Accéder au contenu principal

Partis politiques en Haïti: deux mots




Un parti politique est un groupe de personnes qui partagent les mêmes intérêts, les mêmes opinions, les mêmes idées, et qui s'associent dans une organisation ayant pour objectif de se faire élire, d'exercer le pouvoir et de mettre en œuvre un projet politique ou un programme commun.

Un parti politique, dans ses fonctions principales, devrait être à l'avant-garde quant à la défense des valeurs démocratiques et républicaines. Parce qu'il se différencie de "faction politique", entité sans organisation et vide de projet sinon celui de prendre le pouvoir le plus souvent par des voies détournées, se doit de proposer une ou des alternatives aux problèmes quotidiens. Il est, dans un contexte de décrépitude sociale, une sorte de recours où puiser l'énergie de renouveau. Le plus important c'est que le parti politique a pour mission d'insuffler l'énergie politique au peuple en plaçant ce dernier sur des rails idéologiques solides. On pourrait ajouter sans nuancer que le processus de formation de la conscience politique du peuple, à savoir permettre à ce dernier de pouvoir agir en connaissance de cause, s'inscrit dans la ligne vocationnelle d'un parti.

 Le Parti politique est un embryon de l'expérience de gouvernance. Dans un parti, on apprend à diriger, de surcroît à devenir membre de L'État. Car, peut-on ajouter, le Parti est une projection de l'État et non un élément de nuisance à l’Etat. Le Parti se prépare pour imposer sa vision du monde. Paradoxalement, il peut aussi s’atteler à la réforme de l’état actuel pour le supplanter par un modèle qui correspond à ses aspirations idéologiques. Ce qui participe au principe démocratique de l'alternance politique.

 En outre, le parti politique est l'épine dorsale de la machine démocratique. Si le peuple est l'élément principal et principiel d'une démocratie, c'est le parti qui le forme et l'élève à la dimension de ses responsabilités historiques, de telle sorte qu’il puisse participer de manière consciente au processus de transformation du réel. Le parti participe ainsi de la logique de la démocratisation fondamentale, suivant l’expression de Paulo Freire.

● Données recueillies:
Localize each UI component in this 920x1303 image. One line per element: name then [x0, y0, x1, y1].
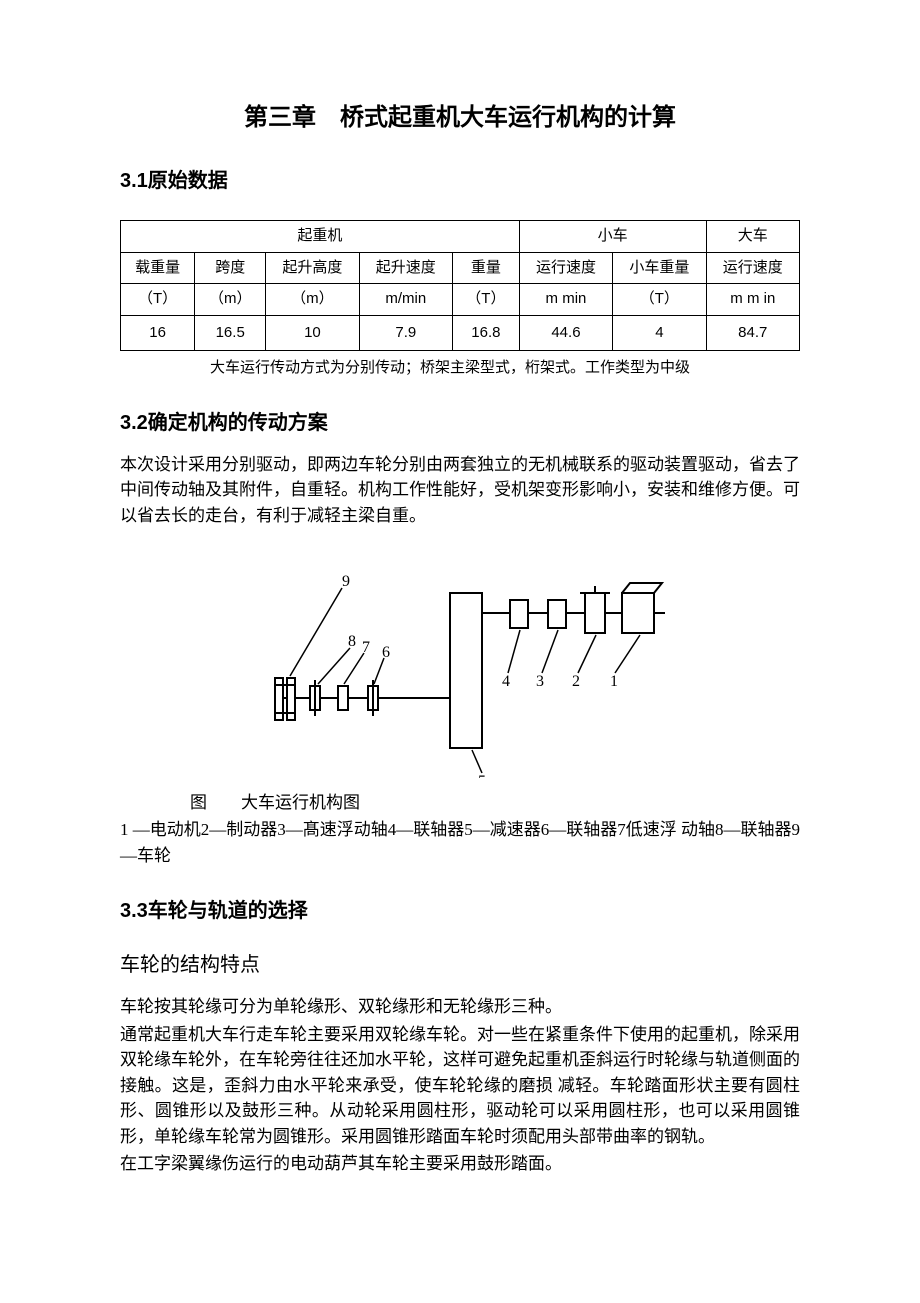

● Travail à faire:
1. Recopiez fidèlement le passage du texte sur les partis politiques, depuis « En outre, le » jusqu'à « de Paulo Freire. ».
2. Selon le texte sur les partis politiques, de quoi le parti politique est-il l'épine dorsale ?
Les données ne sont d'aucune utilité pour ce travail.

● Les réponses:
1.
En outre, le parti politique est l'épine dorsale de la machine démocratique. Si le peuple est l'élément principal et principiel d'une démocratie, c'est le parti qui le forme et l'élève à la dimension de ses responsabilités historiques, de telle sorte qu’il puisse participer de manière consciente au processus de transformation du réel. Le parti participe ainsi de la logique de la démocratisation fondamentale, suivant l’expression de Paulo Freire.

2. De la machine démocratique.